:: RECORDS SHOWN ::

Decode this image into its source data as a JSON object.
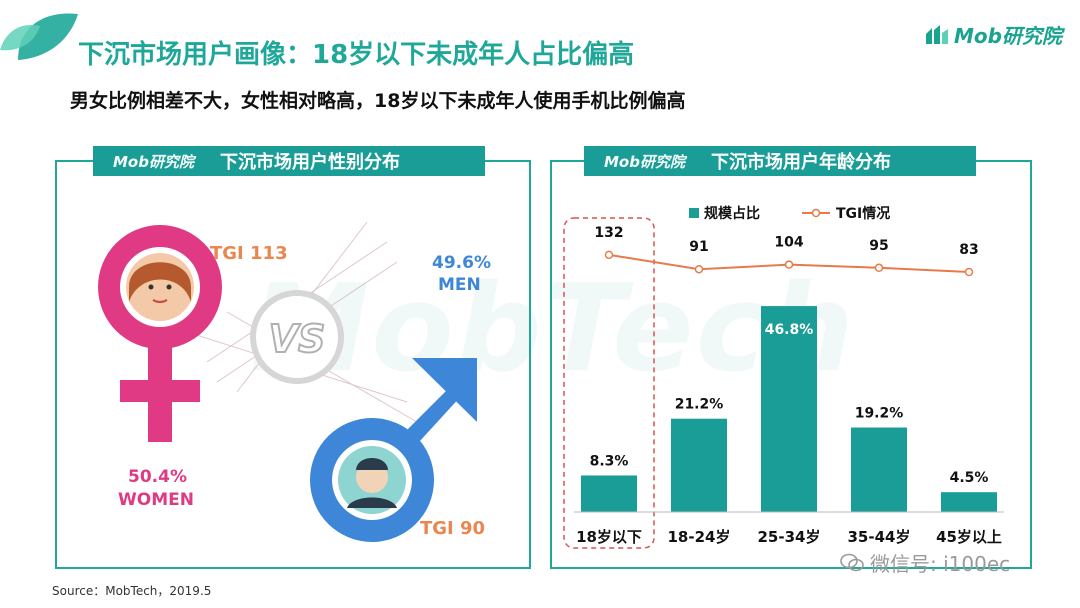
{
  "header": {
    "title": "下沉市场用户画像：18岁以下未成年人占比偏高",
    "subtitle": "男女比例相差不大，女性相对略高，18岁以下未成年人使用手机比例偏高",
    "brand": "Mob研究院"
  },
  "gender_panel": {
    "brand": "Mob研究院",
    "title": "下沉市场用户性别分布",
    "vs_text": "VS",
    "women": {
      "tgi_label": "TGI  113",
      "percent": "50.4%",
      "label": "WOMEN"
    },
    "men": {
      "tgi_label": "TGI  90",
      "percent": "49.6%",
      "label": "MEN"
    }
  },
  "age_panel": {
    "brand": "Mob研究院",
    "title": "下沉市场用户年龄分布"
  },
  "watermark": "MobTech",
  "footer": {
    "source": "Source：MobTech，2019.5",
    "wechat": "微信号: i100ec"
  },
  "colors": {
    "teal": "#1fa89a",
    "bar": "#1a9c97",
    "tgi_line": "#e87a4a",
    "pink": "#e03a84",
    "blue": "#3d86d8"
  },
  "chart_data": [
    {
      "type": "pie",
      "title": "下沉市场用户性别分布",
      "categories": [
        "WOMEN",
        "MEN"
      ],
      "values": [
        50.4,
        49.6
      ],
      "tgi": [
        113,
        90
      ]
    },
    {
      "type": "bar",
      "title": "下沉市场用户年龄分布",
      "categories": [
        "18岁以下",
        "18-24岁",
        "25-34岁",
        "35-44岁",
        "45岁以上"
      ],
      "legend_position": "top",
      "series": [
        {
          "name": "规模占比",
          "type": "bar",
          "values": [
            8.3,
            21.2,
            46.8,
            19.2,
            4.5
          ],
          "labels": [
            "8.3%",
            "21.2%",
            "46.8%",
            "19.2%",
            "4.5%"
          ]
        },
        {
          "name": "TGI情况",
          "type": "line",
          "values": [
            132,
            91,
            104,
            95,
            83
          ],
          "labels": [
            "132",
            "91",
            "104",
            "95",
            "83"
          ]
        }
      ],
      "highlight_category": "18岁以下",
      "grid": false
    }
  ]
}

:::

Search the lines for the word "MobTech" and report how many contain it, by number only.

CORRECT RESPONSE —
2